## BEGIN Excerpted data

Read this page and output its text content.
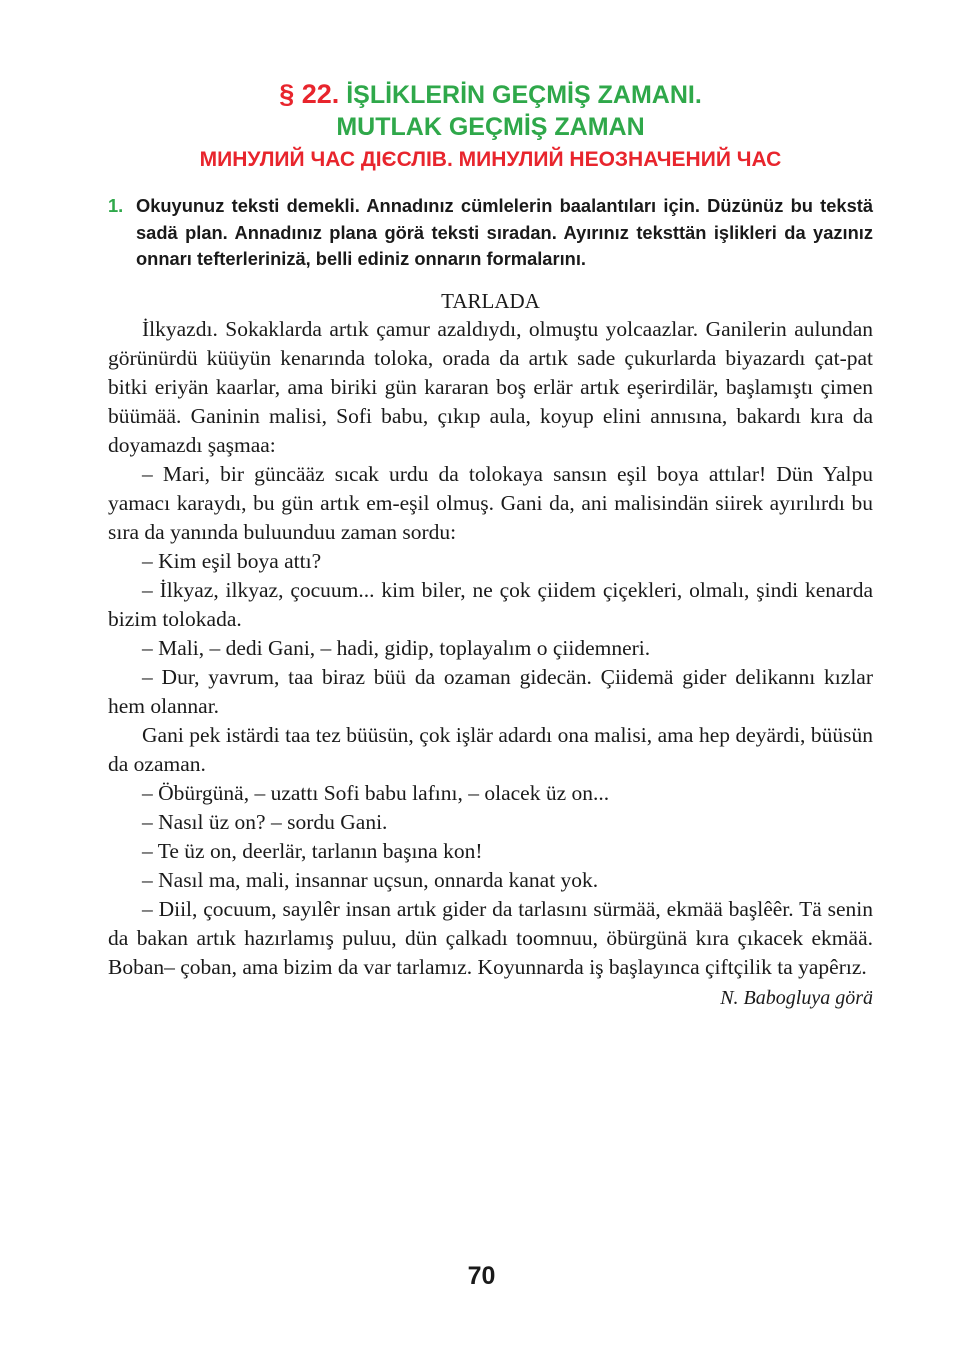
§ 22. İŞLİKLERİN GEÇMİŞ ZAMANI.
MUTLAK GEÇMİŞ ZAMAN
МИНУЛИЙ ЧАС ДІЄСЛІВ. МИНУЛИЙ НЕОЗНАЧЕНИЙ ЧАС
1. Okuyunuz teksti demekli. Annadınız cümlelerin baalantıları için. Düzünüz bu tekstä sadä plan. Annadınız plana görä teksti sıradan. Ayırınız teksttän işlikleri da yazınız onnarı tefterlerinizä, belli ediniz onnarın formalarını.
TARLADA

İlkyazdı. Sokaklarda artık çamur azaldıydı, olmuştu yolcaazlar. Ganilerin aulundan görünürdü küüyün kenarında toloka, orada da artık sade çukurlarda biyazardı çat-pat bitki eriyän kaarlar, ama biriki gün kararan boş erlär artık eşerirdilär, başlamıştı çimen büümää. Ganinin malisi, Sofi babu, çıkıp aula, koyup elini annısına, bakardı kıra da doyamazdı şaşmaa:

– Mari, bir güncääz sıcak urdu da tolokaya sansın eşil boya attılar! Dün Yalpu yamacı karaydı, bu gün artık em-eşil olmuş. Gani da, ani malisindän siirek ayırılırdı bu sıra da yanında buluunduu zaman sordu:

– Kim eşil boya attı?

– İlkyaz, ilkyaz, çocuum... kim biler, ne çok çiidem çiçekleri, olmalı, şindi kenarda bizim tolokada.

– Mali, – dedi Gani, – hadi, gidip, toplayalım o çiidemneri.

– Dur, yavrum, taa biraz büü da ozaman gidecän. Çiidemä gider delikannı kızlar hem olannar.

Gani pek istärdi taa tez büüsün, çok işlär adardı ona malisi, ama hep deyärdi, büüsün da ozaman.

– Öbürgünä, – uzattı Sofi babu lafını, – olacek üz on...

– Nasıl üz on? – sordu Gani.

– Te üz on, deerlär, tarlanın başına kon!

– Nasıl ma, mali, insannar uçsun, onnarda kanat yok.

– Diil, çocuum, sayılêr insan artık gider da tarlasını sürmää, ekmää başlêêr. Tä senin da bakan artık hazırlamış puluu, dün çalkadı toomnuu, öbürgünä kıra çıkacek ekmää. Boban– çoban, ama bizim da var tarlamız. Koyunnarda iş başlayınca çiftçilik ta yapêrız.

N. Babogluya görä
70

## END Excerpted data
## BEGIN Excerpted data

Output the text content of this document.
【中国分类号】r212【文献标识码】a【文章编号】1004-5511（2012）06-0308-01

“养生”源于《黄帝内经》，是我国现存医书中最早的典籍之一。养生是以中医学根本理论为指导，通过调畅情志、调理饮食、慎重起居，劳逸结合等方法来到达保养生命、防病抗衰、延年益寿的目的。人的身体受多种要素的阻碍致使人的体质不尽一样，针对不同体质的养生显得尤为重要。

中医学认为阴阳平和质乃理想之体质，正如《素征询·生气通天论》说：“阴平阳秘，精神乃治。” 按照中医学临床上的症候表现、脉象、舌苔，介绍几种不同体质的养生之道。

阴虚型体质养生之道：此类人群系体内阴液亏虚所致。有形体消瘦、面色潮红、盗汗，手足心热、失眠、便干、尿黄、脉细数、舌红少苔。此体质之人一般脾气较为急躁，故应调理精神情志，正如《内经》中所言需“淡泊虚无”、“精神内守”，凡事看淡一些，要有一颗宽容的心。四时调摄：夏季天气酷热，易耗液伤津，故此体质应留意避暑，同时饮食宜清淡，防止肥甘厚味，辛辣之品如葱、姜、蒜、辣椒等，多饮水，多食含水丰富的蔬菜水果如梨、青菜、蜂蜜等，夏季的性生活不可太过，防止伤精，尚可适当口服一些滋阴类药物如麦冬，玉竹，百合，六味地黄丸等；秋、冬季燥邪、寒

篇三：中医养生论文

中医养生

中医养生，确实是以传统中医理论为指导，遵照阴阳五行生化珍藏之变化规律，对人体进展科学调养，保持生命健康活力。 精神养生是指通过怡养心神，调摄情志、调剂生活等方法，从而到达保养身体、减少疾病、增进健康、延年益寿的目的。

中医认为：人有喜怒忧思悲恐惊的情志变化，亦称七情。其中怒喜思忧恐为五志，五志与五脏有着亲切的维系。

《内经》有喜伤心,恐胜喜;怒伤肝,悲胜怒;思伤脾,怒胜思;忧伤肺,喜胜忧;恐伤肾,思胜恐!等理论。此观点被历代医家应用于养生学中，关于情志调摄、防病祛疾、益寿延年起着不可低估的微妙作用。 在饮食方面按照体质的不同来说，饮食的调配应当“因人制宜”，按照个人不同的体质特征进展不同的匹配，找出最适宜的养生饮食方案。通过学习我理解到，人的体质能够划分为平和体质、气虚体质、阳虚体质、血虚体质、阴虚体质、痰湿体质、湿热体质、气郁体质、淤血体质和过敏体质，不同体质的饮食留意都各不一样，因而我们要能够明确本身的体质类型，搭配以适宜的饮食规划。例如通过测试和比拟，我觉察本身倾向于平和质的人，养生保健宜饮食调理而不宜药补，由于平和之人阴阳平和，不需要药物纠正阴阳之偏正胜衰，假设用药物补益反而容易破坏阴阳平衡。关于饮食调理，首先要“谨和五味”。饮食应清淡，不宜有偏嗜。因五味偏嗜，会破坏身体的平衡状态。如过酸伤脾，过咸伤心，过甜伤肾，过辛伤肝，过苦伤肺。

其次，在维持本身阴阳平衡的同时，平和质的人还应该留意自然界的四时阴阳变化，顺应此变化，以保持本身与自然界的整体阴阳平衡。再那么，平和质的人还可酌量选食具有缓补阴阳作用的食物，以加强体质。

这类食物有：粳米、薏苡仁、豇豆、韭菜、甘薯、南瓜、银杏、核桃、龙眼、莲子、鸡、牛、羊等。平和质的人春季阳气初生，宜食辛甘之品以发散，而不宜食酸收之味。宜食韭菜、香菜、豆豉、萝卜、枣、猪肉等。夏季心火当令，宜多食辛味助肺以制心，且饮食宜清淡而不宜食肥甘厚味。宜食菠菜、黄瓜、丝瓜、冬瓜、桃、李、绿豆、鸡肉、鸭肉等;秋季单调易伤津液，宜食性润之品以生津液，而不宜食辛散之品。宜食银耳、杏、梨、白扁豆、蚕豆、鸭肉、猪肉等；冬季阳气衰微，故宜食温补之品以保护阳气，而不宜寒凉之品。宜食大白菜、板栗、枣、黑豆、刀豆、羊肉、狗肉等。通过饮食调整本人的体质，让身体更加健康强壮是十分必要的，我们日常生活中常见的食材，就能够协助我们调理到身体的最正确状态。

## END Excerpted data
## BEGIN Excerpted data

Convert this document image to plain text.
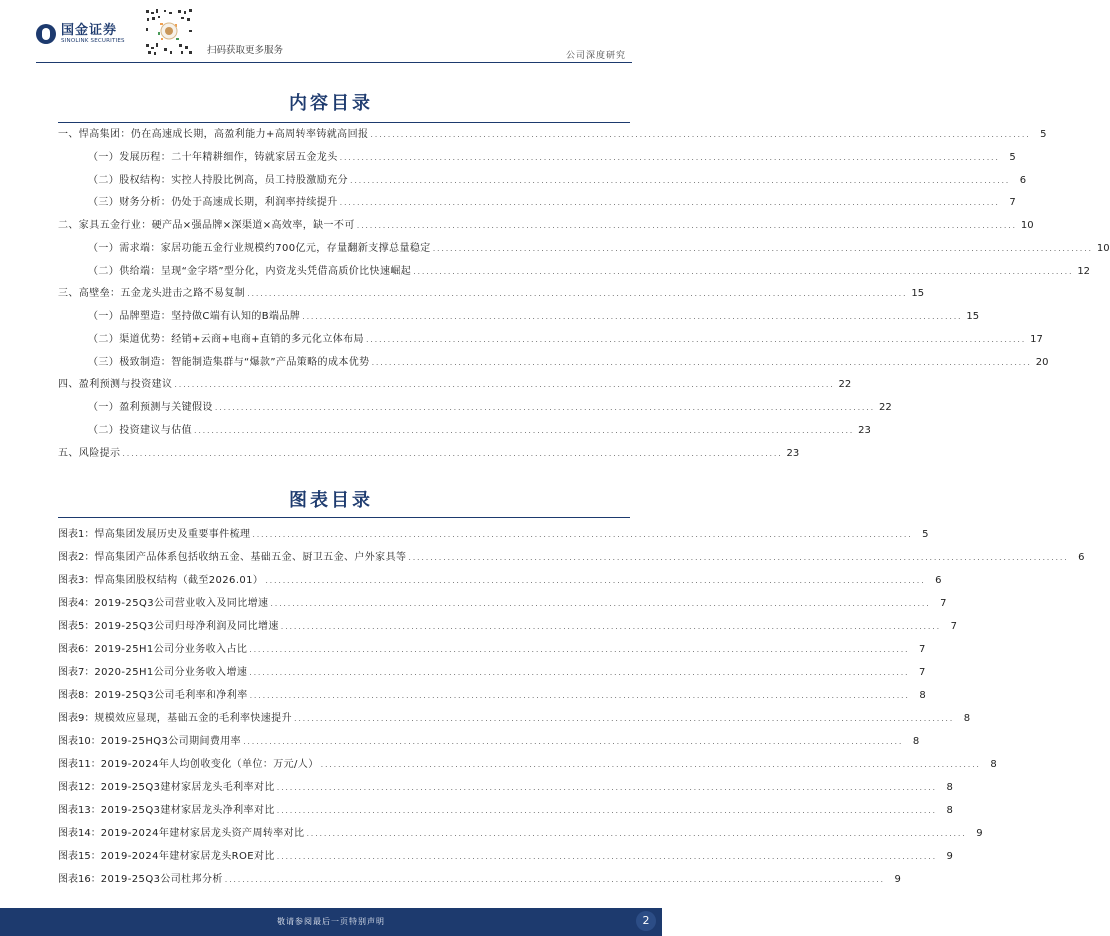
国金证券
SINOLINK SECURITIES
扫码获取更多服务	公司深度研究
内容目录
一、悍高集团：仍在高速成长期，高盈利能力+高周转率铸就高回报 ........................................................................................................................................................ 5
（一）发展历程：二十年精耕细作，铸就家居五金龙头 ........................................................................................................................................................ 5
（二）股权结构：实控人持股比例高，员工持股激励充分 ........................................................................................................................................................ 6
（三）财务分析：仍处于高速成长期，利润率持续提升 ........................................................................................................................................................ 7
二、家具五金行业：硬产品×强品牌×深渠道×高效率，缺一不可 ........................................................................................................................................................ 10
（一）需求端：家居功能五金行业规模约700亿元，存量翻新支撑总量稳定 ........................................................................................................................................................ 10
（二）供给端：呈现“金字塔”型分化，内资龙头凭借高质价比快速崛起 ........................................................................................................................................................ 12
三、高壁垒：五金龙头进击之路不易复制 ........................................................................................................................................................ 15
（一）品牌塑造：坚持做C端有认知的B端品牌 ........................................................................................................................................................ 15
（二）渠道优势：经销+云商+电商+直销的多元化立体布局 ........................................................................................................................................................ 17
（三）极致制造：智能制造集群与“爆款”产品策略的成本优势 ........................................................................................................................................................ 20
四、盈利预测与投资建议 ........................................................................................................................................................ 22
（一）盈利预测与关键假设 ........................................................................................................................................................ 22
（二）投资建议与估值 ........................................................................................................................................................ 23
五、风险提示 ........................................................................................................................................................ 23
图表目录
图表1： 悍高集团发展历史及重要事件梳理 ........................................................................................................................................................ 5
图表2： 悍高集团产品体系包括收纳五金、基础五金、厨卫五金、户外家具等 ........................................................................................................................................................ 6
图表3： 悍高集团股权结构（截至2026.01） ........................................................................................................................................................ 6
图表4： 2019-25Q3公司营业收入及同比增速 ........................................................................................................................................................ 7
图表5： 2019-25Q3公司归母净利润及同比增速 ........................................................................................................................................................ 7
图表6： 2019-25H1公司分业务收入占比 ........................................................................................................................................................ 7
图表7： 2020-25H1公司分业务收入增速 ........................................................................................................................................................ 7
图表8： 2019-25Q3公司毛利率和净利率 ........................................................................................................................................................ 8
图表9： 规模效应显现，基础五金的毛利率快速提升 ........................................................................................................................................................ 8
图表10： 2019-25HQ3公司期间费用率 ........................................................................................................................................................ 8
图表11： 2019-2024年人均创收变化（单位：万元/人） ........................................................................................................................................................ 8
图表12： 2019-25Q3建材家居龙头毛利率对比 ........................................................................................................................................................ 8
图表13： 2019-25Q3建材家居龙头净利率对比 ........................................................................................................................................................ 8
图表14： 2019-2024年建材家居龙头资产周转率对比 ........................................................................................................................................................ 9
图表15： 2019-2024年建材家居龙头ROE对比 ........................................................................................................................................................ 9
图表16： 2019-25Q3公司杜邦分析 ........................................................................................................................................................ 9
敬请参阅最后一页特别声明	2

## END Excerpted data

Requirement:
Look through the entries and find each line that has the string "artık". Copy those lines.

Exercise response:
İlkyazdı. Sokaklarda artık çamur azaldıydı, olmuştu yolcaazlar. Ganilerin aulundan görünürdü küüyün kenarında toloka, orada da artık sade çukurlarda biyazardı çat-pat bitki eriyän kaarlar, ama biriki gün kararan boş erlär artık eşerirdilär, başlamıştı çimen büümää. Ganinin malisi, Sofi babu, çıkıp aula, koyup elini annısına, bakardı kıra da doyamazdı şaşmaa:
– Mari, bir güncääz sıcak urdu da tolokaya sansın eşil boya attılar! Dün Yalpu yamacı karaydı, bu gün artık em-eşil olmuş. Gani da, ani malisindän siirek ayırılırdı bu sıra da yanında buluunduu zaman sordu:
– Diil, çocuum, sayılêr insan artık gider da tarlasını sürmää, ekmää başlêêr. Tä senin da bakan artık hazırlamış puluu, dün çalkadı toomnuu, öbürgünä kıra çıkacek ekmää. Boban– çoban, ama bizim da var tarlamız. Koyunnarda iş başlayınca çiftçilik ta yapêrız.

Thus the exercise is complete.